Task description
Would you quote the material below in full and unchanged?

◆ ◆ ◆ ◆

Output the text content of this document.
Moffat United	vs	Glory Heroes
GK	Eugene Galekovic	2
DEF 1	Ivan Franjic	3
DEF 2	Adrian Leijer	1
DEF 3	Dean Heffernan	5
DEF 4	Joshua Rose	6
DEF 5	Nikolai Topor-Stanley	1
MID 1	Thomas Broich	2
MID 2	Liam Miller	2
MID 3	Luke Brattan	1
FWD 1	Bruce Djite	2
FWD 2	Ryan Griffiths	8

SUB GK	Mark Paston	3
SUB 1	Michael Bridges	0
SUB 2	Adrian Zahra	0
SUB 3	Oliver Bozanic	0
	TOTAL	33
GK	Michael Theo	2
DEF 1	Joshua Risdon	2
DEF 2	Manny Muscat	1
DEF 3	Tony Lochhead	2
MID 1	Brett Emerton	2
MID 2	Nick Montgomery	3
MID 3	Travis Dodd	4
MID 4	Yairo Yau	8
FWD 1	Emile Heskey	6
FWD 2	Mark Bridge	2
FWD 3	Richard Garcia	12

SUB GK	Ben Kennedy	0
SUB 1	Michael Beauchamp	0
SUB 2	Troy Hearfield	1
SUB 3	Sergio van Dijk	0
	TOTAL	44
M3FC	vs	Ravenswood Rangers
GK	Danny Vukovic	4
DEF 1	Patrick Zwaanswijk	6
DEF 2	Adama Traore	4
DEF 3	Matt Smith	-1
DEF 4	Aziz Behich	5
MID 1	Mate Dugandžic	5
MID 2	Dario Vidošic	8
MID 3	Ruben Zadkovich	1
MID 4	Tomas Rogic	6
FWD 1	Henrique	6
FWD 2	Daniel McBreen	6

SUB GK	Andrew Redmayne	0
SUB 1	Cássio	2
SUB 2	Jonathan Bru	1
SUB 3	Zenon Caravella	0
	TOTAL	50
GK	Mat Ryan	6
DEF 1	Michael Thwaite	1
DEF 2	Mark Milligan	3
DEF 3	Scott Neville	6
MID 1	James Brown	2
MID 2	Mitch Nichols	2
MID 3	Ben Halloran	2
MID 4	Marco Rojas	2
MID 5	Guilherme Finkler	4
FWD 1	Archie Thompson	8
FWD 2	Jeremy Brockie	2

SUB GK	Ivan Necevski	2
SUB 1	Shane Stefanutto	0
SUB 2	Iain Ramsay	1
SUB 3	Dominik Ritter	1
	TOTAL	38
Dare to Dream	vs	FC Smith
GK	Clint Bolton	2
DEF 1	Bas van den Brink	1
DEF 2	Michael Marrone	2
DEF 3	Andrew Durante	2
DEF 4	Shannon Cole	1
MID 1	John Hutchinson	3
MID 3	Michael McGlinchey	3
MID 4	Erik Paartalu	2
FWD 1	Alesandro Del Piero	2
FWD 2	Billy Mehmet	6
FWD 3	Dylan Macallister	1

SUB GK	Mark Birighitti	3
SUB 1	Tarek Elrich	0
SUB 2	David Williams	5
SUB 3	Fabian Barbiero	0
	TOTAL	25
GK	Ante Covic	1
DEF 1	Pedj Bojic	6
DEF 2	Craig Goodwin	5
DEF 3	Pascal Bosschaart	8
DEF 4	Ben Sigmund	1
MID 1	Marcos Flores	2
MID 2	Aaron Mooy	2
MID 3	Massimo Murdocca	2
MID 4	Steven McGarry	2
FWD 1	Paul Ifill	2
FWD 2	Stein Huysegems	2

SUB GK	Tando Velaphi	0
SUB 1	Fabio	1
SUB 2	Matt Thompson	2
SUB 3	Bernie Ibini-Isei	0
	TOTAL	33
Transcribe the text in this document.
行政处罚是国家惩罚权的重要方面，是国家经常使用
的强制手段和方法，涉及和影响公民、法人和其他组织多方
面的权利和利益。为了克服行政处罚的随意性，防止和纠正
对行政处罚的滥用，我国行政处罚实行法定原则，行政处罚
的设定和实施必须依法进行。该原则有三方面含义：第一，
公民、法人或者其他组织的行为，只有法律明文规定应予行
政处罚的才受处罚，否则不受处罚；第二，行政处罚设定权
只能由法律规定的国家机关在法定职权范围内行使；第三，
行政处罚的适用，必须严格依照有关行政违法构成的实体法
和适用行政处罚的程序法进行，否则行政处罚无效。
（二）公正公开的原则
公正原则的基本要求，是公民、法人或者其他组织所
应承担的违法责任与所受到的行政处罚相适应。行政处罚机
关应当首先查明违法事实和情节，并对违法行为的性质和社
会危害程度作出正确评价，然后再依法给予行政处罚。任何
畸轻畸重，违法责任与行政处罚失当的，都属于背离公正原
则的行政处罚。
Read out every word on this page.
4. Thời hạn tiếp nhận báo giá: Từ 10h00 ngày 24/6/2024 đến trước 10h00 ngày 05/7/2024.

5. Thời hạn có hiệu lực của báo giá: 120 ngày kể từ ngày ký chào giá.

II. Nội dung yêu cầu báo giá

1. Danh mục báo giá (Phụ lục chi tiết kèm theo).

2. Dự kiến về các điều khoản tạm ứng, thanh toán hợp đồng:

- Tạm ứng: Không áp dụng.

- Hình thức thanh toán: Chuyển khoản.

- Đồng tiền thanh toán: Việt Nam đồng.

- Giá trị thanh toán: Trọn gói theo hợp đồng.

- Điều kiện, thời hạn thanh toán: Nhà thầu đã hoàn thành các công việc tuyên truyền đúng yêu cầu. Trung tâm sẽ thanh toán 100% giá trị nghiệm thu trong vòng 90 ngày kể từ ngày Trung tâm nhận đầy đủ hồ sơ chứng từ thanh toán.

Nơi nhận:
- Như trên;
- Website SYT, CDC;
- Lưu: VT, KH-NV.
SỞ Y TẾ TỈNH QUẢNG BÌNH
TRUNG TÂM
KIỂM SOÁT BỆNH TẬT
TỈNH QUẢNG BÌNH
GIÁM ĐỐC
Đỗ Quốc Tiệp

◆ ◆ ◆ ◆

Exercise response
Output the text content of this document.
Moffat United	vs	Glory Heroes
GK	Eugene Galekovic	2
DEF 1	Ivan Franjic	3
DEF 2	Adrian Leijer	1
DEF 3	Dean Heffernan	5
DEF 4	Joshua Rose	6
DEF 5	Nikolai Topor-Stanley	1
MID 1	Thomas Broich	2
MID 2	Liam Miller	2
MID 3	Luke Brattan	1
FWD 1	Bruce Djite	2
FWD 2	Ryan Griffiths	8

SUB GK	Mark Paston	3
SUB 1	Michael Bridges	0
SUB 2	Adrian Zahra	0
SUB 3	Oliver Bozanic	0
	TOTAL	33
GK	Michael Theo	2
DEF 1	Joshua Risdon	2
DEF 2	Manny Muscat	1
DEF 3	Tony Lochhead	2
MID 1	Brett Emerton	2
MID 2	Nick Montgomery	3
MID 3	Travis Dodd	4
MID 4	Yairo Yau	8
FWD 1	Emile Heskey	6
FWD 2	Mark Bridge	2
FWD 3	Richard Garcia	12

SUB GK	Ben Kennedy	0
SUB 1	Michael Beauchamp	0
SUB 2	Troy Hearfield	1
SUB 3	Sergio van Dijk	0
	TOTAL	44
M3FC	vs	Ravenswood Rangers
GK	Danny Vukovic	4
DEF 1	Patrick Zwaanswijk	6
DEF 2	Adama Traore	4
DEF 3	Matt Smith	-1
DEF 4	Aziz Behich	5
MID 1	Mate Dugandžic	5
MID 2	Dario Vidošic	8
MID 3	Ruben Zadkovich	1
MID 4	Tomas Rogic	6
FWD 1	Henrique	6
FWD 2	Daniel McBreen	6

SUB GK	Andrew Redmayne	0
SUB 1	Cássio	2
SUB 2	Jonathan Bru	1
SUB 3	Zenon Caravella	0
	TOTAL	50
GK	Mat Ryan	6
DEF 1	Michael Thwaite	1
DEF 2	Mark Milligan	3
DEF 3	Scott Neville	6
MID 1	James Brown	2
MID 2	Mitch Nichols	2
MID 3	Ben Halloran	2
MID 4	Marco Rojas	2
MID 5	Guilherme Finkler	4
FWD 1	Archie Thompson	8
FWD 2	Jeremy Brockie	2

SUB GK	Ivan Necevski	2
SUB 1	Shane Stefanutto	0
SUB 2	Iain Ramsay	1
SUB 3	Dominik Ritter	1
	TOTAL	38
Dare to Dream	vs	FC Smith
GK	Clint Bolton	2
DEF 1	Bas van den Brink	1
DEF 2	Michael Marrone	2
DEF 3	Andrew Durante	2
DEF 4	Shannon Cole	1
MID 1	John Hutchinson	3
MID 3	Michael McGlinchey	3
MID 4	Erik Paartalu	2
FWD 1	Alesandro Del Piero	2
FWD 2	Billy Mehmet	6
FWD 3	Dylan Macallister	1

SUB GK	Mark Birighitti	3
SUB 1	Tarek Elrich	0
SUB 2	David Williams	5
SUB 3	Fabian Barbiero	0
	TOTAL	25
GK	Ante Covic	1
DEF 1	Pedj Bojic	6
DEF 2	Craig Goodwin	5
DEF 3	Pascal Bosschaart	8
DEF 4	Ben Sigmund	1
MID 1	Marcos Flores	2
MID 2	Aaron Mooy	2
MID 3	Massimo Murdocca	2
MID 4	Steven McGarry	2
FWD 1	Paul Ifill	2
FWD 2	Stein Huysegems	2

SUB GK	Tando Velaphi	0
SUB 1	Fabio	1
SUB 2	Matt Thompson	2
SUB 3	Bernie Ibini-Isei	0
	TOTAL	33
Transcribe the text in this document.
行政处罚是国家惩罚权的重要方面，是国家经常使用
的强制手段和方法，涉及和影响公民、法人和其他组织多方
面的权利和利益。为了克服行政处罚的随意性，防止和纠正
对行政处罚的滥用，我国行政处罚实行法定原则，行政处罚
的设定和实施必须依法进行。该原则有三方面含义：第一，
公民、法人或者其他组织的行为，只有法律明文规定应予行
政处罚的才受处罚，否则不受处罚；第二，行政处罚设定权
只能由法律规定的国家机关在法定职权范围内行使；第三，
行政处罚的适用，必须严格依照有关行政违法构成的实体法
和适用行政处罚的程序法进行，否则行政处罚无效。
（二）公正公开的原则
公正原则的基本要求，是公民、法人或者其他组织所
应承担的违法责任与所受到的行政处罚相适应。行政处罚机
关应当首先查明违法事实和情节，并对违法行为的性质和社
会危害程度作出正确评价，然后再依法给予行政处罚。任何
畸轻畸重，违法责任与行政处罚失当的，都属于背离公正原
则的行政处罚。
Read out every word on this page.
4. Thời hạn tiếp nhận báo giá: Từ 10h00 ngày 24/6/2024 đến trước 10h00 ngày 05/7/2024.

5. Thời hạn có hiệu lực của báo giá: 120 ngày kể từ ngày ký chào giá.

II. Nội dung yêu cầu báo giá

1. Danh mục báo giá (Phụ lục chi tiết kèm theo).

2. Dự kiến về các điều khoản tạm ứng, thanh toán hợp đồng:

- Tạm ứng: Không áp dụng.

- Hình thức thanh toán: Chuyển khoản.

- Đồng tiền thanh toán: Việt Nam đồng.

- Giá trị thanh toán: Trọn gói theo hợp đồng.

- Điều kiện, thời hạn thanh toán: Nhà thầu đã hoàn thành các công việc tuyên truyền đúng yêu cầu. Trung tâm sẽ thanh toán 100% giá trị nghiệm thu trong vòng 90 ngày kể từ ngày Trung tâm nhận đầy đủ hồ sơ chứng từ thanh toán.

Nơi nhận:
- Như trên;
- Website SYT, CDC;
- Lưu: VT, KH-NV.
SỞ Y TẾ TỈNH QUẢNG BÌNH
TRUNG TÂM
KIỂM SOÁT BỆNH TẬT
TỈNH QUẢNG BÌNH
GIÁM ĐỐC
Đỗ Quốc Tiệp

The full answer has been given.